### The task
Say how many lines of these entries include the word "series", and answer with the number alone.

### Data for the task
------------------------------------------------------------
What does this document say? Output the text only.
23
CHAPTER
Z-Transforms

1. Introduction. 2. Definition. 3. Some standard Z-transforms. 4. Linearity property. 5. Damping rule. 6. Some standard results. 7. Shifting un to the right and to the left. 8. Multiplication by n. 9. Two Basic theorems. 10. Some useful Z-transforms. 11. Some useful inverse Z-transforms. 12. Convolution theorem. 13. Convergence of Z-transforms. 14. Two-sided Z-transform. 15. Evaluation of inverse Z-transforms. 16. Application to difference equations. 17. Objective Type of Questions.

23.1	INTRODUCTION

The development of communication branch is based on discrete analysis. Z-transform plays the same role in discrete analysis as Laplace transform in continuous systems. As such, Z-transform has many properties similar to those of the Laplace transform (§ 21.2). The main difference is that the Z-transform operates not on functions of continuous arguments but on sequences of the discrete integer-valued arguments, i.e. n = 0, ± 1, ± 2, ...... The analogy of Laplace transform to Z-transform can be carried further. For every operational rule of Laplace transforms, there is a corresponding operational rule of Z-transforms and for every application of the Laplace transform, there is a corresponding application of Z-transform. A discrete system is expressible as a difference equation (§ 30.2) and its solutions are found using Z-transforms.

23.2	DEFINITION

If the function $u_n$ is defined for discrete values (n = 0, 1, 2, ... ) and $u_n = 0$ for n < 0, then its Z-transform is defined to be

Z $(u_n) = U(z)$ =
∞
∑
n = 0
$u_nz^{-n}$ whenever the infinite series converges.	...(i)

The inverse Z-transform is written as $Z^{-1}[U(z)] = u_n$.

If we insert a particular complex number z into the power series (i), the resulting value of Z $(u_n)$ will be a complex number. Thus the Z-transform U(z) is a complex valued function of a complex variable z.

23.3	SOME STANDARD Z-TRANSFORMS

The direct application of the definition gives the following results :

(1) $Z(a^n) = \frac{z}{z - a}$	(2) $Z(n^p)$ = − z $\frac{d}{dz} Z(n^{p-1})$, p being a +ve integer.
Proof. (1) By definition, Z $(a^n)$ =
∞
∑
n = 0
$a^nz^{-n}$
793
------------------------------------------------------------
### Reply
2